**Short exercise:**
Find the lines with the string "moderate" and return them.

**Records for the exercise:**
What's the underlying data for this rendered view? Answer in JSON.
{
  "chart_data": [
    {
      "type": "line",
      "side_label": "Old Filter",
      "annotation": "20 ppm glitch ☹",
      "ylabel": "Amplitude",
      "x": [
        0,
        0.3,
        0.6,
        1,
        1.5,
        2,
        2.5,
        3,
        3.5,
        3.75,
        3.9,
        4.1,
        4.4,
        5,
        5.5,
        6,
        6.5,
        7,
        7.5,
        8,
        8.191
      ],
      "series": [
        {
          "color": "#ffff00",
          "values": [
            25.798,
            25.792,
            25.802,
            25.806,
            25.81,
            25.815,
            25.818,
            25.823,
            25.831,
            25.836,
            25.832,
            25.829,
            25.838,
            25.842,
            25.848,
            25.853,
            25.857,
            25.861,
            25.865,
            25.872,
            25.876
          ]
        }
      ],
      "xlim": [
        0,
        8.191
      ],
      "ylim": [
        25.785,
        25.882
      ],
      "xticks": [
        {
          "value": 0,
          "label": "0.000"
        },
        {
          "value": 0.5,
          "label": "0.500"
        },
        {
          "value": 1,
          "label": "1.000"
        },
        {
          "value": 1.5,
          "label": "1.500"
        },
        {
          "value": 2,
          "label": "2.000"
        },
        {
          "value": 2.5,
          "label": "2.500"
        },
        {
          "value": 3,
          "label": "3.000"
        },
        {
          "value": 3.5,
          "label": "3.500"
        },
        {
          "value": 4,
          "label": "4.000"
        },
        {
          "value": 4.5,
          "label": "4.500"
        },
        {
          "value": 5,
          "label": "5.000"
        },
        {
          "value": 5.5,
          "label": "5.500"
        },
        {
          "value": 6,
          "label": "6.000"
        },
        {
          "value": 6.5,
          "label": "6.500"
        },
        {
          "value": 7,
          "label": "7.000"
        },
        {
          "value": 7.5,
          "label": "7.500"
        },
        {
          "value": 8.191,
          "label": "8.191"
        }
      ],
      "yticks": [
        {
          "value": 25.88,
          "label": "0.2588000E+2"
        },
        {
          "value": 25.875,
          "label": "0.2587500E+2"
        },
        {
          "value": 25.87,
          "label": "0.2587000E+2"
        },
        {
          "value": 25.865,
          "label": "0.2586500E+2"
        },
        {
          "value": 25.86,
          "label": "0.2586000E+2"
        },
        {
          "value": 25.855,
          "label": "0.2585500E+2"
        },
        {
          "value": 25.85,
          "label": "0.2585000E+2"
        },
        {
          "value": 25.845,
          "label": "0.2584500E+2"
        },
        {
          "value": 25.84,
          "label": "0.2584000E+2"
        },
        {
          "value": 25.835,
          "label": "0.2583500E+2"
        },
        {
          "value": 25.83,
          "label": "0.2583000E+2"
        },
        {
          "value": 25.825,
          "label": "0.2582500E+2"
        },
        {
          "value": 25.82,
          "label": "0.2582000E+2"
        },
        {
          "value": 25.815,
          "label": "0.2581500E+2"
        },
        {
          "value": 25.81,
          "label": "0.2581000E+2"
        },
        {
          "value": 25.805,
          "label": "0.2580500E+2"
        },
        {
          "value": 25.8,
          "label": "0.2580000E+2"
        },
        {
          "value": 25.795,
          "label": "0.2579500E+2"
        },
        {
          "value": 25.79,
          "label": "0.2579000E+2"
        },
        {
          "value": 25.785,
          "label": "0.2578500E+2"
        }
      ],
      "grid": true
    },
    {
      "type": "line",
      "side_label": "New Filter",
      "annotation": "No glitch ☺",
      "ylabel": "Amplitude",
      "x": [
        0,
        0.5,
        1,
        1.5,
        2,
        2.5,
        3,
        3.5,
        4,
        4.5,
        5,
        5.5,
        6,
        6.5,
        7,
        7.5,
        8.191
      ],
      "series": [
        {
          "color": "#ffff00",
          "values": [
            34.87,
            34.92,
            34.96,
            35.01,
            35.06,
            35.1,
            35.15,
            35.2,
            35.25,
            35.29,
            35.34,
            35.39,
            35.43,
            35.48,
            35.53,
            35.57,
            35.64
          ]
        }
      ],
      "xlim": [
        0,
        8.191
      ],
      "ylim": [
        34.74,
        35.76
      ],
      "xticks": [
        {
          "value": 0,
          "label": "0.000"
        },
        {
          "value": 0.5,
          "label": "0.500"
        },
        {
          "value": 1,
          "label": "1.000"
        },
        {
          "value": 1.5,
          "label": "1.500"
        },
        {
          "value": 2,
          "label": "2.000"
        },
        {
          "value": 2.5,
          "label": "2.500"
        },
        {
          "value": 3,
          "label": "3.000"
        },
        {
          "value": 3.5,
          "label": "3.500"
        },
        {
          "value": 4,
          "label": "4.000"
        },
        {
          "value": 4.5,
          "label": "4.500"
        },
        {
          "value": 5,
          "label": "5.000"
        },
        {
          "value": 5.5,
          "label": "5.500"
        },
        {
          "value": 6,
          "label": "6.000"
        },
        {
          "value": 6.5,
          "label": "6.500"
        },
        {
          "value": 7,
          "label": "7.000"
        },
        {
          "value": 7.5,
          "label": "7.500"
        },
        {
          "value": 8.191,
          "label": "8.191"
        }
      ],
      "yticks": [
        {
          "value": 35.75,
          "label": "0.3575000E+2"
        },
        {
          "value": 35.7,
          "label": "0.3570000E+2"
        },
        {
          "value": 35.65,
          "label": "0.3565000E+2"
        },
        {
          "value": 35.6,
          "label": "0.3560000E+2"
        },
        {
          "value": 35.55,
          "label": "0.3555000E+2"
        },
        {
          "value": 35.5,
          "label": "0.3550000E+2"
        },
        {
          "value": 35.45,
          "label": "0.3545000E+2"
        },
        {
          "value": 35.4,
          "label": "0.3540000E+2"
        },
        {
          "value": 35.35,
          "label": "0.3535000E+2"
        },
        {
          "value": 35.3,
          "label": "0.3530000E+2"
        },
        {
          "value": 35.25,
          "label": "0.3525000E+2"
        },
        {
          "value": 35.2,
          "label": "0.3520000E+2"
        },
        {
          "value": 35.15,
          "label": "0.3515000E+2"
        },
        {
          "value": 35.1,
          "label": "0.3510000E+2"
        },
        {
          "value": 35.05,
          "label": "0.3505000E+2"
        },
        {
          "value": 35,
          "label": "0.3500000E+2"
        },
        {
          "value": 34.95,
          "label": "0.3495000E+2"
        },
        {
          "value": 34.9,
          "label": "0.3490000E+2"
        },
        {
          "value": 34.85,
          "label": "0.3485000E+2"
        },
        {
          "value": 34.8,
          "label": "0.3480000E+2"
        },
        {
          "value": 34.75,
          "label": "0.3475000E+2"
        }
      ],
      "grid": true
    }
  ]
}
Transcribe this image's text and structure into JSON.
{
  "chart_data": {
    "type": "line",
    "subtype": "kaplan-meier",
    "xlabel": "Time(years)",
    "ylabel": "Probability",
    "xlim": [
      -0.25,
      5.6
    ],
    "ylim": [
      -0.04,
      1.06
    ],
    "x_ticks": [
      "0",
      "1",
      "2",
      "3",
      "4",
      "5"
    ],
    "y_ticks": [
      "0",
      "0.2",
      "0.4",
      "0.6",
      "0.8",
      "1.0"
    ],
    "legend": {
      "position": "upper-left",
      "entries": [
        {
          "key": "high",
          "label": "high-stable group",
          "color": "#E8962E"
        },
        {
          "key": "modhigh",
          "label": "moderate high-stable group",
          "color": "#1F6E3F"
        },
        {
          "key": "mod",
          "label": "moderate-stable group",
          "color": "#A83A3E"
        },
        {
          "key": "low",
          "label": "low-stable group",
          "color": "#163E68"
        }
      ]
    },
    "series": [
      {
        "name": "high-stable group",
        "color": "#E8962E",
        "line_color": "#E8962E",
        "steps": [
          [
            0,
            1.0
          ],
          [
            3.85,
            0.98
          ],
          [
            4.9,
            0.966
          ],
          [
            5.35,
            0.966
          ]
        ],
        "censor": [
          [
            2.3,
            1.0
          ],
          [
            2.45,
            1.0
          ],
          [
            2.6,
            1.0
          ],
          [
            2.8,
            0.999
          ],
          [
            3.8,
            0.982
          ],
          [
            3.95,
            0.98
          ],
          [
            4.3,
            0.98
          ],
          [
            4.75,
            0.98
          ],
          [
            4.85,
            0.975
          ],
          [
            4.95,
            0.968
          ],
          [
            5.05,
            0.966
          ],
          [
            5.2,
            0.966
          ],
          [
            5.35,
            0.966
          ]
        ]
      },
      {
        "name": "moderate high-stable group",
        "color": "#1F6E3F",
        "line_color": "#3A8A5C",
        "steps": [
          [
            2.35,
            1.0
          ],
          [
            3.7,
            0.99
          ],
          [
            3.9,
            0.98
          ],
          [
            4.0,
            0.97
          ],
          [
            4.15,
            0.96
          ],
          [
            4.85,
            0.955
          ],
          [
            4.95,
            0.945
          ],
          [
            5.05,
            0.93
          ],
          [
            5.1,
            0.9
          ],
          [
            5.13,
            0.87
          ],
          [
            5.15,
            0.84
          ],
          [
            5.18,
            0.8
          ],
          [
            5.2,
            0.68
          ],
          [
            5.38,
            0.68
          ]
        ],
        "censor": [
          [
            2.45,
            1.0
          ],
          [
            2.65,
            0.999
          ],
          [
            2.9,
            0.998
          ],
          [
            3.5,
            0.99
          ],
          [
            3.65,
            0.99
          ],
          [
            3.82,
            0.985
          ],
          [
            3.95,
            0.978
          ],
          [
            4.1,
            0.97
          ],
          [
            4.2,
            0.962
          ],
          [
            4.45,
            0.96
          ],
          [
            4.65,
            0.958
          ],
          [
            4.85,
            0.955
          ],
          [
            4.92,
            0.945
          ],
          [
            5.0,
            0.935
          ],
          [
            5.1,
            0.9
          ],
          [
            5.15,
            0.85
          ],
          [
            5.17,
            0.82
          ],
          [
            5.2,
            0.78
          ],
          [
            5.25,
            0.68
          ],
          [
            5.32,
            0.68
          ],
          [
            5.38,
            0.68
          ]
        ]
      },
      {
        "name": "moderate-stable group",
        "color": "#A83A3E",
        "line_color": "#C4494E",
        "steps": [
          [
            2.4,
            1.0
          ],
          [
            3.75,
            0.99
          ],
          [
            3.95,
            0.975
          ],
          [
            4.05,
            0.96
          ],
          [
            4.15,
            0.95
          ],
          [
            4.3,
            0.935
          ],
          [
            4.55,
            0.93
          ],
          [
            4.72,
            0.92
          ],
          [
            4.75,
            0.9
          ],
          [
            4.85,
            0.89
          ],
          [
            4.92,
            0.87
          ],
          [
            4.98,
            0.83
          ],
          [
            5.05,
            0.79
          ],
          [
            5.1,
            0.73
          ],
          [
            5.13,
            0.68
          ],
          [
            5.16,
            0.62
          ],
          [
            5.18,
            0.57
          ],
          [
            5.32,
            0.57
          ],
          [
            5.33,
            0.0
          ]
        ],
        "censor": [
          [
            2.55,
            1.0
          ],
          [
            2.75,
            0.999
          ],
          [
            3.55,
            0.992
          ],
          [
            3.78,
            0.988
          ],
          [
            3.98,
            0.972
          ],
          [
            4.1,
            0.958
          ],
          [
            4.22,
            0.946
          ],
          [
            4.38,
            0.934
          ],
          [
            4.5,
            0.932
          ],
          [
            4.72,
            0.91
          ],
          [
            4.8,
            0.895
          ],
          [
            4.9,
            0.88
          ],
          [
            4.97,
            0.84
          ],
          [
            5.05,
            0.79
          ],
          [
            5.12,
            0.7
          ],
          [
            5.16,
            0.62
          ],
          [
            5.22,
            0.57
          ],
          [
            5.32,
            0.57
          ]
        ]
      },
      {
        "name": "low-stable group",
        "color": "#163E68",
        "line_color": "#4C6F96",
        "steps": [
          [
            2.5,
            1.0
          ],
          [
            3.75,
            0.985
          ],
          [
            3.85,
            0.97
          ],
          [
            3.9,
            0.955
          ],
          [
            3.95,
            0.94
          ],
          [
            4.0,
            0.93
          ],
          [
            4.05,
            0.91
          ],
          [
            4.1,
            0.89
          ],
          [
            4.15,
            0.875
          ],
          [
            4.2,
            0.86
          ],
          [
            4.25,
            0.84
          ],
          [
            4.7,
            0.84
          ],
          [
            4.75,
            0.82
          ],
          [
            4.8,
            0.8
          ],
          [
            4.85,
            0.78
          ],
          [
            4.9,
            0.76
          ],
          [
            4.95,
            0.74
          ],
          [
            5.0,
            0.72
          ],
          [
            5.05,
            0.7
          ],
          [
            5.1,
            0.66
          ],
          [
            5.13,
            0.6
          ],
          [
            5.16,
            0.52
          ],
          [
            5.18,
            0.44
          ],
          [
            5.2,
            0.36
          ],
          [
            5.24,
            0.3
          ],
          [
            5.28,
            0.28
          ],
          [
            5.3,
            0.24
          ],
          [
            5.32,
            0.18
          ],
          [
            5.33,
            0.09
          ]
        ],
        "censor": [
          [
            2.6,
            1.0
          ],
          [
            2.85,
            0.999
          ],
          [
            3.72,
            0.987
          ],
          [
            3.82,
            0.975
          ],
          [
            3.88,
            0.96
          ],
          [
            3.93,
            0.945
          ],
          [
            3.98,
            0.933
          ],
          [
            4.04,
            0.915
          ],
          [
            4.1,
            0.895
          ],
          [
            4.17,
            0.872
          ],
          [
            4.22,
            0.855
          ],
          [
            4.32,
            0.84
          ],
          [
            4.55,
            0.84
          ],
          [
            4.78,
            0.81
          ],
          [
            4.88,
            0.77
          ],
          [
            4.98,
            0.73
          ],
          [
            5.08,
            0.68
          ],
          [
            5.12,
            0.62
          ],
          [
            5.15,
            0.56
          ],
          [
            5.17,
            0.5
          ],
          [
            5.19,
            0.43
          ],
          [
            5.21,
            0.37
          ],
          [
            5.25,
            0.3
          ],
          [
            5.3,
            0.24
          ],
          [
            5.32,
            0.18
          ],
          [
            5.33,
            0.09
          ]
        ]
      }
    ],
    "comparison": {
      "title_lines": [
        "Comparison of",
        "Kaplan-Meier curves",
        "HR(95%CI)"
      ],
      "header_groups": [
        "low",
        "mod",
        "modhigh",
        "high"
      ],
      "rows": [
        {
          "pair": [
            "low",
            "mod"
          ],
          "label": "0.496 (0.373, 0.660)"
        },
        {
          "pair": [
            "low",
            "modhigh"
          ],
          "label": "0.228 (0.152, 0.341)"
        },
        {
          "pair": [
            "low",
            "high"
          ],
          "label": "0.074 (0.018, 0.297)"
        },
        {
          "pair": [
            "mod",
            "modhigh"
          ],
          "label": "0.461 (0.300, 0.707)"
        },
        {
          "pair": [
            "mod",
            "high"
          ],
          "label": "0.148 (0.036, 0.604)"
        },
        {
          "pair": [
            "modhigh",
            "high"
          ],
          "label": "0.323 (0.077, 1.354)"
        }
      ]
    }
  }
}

**Exercise response:**
          "label": "moderate high-stable group",
          "label": "moderate-stable group",
        "name": "moderate high-stable group",
        "name": "moderate-stable group",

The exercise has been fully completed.